▶ **Goal of the exercise**
Copy out, word for word, the lines of material from the line containing "give me the" through the line containing "sis-packet-length-input[interactable]: 1418 <box>904", both of those lines included.

▶ **Data for processing**
----
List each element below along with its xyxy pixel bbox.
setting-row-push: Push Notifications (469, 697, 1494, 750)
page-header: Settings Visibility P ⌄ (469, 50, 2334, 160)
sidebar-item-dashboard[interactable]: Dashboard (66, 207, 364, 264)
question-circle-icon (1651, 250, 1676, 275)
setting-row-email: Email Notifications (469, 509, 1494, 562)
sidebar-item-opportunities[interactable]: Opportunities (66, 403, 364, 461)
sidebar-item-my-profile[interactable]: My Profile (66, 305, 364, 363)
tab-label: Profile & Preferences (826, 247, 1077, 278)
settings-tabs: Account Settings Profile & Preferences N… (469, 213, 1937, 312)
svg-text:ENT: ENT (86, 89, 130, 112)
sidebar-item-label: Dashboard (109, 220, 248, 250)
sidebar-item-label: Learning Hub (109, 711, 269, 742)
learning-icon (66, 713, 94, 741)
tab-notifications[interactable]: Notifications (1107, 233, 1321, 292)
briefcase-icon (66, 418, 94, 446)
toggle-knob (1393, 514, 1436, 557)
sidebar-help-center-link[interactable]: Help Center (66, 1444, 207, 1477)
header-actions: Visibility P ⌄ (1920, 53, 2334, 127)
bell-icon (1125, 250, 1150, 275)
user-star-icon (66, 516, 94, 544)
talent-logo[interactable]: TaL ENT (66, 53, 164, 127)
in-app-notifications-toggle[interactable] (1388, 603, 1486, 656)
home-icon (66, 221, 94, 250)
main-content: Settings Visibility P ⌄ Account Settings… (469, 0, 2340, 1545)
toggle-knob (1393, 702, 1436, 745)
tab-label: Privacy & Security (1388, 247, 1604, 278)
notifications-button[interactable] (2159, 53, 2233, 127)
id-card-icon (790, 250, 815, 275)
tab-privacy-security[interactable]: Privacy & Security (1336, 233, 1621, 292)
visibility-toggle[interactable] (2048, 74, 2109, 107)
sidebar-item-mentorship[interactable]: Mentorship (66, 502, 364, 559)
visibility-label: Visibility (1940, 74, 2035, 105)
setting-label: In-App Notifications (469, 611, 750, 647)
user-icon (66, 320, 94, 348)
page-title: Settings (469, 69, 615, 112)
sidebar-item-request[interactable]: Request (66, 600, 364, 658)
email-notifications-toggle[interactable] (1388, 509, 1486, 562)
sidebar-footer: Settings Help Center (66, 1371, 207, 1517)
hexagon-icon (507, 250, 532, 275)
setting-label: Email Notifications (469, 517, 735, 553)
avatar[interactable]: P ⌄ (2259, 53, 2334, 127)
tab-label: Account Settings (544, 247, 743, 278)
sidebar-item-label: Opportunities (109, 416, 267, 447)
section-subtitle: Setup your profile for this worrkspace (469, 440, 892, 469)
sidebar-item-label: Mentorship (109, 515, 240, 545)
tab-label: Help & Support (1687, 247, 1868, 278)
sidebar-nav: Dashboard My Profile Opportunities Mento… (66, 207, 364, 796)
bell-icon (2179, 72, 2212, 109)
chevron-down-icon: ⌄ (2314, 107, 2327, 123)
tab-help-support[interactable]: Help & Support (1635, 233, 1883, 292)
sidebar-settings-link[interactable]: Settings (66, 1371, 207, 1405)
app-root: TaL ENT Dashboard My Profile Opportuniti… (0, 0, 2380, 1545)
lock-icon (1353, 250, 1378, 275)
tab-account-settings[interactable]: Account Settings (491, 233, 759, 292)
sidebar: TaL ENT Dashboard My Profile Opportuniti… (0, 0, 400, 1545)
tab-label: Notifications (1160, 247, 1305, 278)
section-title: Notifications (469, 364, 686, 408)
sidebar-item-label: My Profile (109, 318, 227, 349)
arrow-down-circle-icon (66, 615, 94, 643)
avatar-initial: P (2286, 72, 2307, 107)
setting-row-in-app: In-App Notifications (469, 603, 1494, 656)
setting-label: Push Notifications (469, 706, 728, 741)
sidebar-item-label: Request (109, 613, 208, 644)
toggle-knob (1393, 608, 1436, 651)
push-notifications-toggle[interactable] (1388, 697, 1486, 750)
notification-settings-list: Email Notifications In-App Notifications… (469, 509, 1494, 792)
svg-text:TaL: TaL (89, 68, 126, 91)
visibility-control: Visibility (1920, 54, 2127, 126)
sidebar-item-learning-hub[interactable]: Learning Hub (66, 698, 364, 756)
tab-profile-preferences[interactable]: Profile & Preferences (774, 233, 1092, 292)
----
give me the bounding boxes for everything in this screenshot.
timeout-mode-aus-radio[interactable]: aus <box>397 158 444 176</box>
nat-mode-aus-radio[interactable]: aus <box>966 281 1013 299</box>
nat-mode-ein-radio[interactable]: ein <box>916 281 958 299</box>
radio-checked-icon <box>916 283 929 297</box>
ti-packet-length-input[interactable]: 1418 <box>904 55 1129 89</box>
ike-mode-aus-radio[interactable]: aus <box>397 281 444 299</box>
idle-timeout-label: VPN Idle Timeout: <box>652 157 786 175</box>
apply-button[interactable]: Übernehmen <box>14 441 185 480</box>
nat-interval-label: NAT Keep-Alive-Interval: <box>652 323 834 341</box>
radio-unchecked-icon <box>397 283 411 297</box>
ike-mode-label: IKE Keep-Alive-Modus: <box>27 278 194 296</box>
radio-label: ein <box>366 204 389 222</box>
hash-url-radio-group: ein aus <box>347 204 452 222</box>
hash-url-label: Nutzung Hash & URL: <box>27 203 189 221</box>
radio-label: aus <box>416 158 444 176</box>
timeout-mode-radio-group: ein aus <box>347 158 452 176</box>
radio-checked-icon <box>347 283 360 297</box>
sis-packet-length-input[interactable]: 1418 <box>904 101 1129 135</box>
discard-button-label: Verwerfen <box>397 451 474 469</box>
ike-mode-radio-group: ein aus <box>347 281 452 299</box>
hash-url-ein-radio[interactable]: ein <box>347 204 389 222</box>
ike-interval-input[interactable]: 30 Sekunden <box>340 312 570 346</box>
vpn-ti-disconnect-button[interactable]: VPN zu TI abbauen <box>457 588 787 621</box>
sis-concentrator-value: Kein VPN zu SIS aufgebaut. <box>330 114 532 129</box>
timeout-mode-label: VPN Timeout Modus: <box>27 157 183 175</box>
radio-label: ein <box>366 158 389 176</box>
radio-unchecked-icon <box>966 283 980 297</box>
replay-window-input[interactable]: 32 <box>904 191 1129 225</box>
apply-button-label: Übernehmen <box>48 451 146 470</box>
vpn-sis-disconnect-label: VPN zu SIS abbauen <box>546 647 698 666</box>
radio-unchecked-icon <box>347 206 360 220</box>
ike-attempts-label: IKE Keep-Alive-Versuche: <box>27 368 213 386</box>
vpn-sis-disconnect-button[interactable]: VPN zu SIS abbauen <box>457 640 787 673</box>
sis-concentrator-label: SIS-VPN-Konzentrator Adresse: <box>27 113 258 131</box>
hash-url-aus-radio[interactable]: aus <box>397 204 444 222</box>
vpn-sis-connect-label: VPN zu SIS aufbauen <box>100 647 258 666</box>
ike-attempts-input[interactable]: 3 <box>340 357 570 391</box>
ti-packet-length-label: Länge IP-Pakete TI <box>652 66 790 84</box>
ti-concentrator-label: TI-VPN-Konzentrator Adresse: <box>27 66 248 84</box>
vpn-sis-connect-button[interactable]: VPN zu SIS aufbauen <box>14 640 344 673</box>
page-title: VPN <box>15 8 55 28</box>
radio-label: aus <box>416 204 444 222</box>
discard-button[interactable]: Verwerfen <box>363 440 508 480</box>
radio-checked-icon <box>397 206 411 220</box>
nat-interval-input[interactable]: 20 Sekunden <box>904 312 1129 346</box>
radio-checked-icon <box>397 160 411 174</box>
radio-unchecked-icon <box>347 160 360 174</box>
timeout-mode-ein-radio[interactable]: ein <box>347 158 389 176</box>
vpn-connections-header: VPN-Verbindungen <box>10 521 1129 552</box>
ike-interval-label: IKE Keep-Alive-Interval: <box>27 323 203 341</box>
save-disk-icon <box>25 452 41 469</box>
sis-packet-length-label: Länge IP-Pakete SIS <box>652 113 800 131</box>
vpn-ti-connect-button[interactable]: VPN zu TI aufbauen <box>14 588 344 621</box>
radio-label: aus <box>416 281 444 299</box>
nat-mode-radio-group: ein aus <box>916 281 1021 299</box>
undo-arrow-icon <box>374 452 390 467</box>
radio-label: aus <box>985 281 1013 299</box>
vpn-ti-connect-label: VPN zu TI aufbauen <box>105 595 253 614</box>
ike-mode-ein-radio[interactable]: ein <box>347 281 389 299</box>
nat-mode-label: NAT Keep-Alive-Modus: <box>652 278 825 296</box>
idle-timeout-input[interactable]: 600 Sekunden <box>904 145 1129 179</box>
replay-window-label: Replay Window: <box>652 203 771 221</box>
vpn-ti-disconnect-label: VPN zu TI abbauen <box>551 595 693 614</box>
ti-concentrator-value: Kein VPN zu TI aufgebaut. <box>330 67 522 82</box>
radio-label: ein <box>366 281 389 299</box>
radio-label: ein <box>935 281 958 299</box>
----
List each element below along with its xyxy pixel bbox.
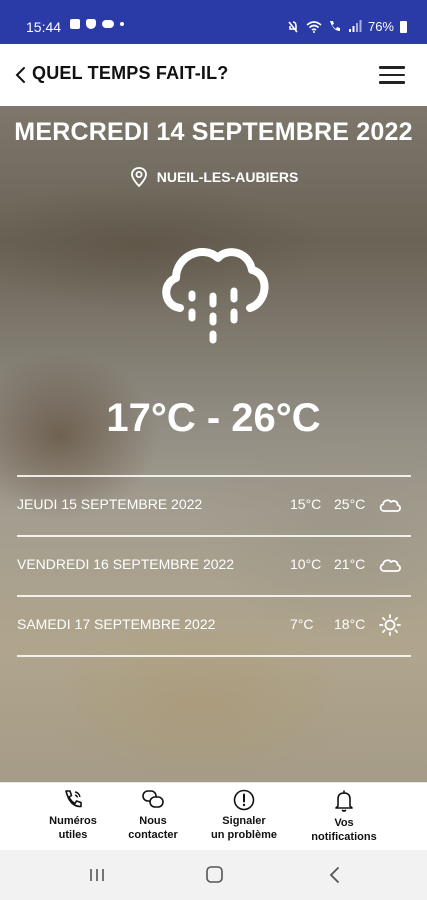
----
▶ **Result**
give me the bounding boxes for everything in this screenshot.
timeout-mode-aus-radio[interactable]: aus <box>397 158 444 176</box>
nat-mode-aus-radio[interactable]: aus <box>966 281 1013 299</box>
nat-mode-ein-radio[interactable]: ein <box>916 281 958 299</box>
radio-checked-icon <box>916 283 929 297</box>
ti-packet-length-input[interactable]: 1418 <box>904 55 1129 89</box>
ike-mode-aus-radio[interactable]: aus <box>397 281 444 299</box>
idle-timeout-label: VPN Idle Timeout: <box>652 157 786 175</box>
apply-button[interactable]: Übernehmen <box>14 441 185 480</box>
nat-interval-label: NAT Keep-Alive-Interval: <box>652 323 834 341</box>
radio-unchecked-icon <box>397 283 411 297</box>
ike-mode-label: IKE Keep-Alive-Modus: <box>27 278 194 296</box>
radio-label: ein <box>366 204 389 222</box>
hash-url-radio-group: ein aus <box>347 204 452 222</box>
hash-url-label: Nutzung Hash & URL: <box>27 203 189 221</box>
radio-label: aus <box>416 158 444 176</box>
timeout-mode-radio-group: ein aus <box>347 158 452 176</box>
radio-checked-icon <box>347 283 360 297</box>
sis-packet-length-input[interactable]: 1418 <box>904 101 1129 135</box>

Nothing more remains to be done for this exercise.